Work order
Return copies of the lines below that mention "project".

══ Supplied entries

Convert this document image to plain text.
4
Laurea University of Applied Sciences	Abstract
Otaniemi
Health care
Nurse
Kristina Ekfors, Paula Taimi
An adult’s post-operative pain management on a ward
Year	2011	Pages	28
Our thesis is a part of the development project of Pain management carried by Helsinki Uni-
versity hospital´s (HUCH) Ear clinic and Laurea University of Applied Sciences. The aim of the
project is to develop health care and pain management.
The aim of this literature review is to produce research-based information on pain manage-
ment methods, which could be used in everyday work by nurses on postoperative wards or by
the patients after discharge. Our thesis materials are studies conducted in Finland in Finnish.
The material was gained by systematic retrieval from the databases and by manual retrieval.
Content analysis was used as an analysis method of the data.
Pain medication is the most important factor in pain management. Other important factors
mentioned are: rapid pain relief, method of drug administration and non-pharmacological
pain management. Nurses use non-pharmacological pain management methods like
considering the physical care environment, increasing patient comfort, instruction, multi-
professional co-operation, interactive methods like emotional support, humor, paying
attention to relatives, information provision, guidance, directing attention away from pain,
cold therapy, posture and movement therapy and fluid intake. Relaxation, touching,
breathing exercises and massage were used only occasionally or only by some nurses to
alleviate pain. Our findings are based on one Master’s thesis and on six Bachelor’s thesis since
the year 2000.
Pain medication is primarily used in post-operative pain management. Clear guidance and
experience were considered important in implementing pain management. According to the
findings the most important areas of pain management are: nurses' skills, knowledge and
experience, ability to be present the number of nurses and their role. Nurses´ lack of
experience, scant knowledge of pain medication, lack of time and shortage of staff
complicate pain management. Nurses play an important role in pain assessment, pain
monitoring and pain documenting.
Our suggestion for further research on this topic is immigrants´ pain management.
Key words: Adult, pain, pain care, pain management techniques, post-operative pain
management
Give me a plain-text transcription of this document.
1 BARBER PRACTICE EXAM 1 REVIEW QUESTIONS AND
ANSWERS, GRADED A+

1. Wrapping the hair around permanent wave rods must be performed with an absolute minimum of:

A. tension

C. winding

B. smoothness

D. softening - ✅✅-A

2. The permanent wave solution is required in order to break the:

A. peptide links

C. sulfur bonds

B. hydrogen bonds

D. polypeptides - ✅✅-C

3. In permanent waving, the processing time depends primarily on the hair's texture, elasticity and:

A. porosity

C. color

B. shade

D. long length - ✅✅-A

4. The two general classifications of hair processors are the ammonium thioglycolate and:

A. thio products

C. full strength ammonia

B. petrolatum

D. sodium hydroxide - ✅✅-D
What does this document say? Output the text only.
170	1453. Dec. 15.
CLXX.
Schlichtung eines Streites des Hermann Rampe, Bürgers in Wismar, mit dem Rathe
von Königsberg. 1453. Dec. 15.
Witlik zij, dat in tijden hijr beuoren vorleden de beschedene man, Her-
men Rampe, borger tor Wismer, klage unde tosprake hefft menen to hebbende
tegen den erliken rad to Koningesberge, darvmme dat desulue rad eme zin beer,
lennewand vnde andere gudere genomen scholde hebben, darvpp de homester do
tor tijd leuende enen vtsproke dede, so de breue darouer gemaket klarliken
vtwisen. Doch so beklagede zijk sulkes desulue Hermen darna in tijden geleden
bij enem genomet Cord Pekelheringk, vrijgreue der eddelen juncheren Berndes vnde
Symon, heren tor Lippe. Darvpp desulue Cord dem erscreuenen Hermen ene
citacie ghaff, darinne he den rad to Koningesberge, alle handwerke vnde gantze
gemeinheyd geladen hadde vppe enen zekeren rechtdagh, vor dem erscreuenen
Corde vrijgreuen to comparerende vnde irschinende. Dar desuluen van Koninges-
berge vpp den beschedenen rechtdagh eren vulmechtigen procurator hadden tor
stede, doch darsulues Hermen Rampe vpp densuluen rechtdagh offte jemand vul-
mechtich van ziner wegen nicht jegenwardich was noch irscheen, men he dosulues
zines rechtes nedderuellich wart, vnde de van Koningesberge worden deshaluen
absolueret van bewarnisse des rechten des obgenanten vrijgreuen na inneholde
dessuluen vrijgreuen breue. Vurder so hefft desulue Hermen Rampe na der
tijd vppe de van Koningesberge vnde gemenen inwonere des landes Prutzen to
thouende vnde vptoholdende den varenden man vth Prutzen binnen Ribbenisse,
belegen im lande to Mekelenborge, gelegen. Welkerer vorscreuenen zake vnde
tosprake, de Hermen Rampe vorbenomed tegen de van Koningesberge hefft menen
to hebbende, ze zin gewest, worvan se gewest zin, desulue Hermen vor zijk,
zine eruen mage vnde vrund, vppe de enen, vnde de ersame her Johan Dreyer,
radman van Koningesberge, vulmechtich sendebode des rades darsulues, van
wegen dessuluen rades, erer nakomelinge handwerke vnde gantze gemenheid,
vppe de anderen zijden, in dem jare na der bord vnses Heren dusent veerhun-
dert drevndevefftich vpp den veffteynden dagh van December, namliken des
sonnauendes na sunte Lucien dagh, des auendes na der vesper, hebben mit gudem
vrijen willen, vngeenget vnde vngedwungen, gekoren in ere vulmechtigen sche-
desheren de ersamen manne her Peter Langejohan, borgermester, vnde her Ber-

════

Answer for the task
Our thesis is a part of the development project of Pain management carried by Helsinki Uni-
project is to develop health care and pain management.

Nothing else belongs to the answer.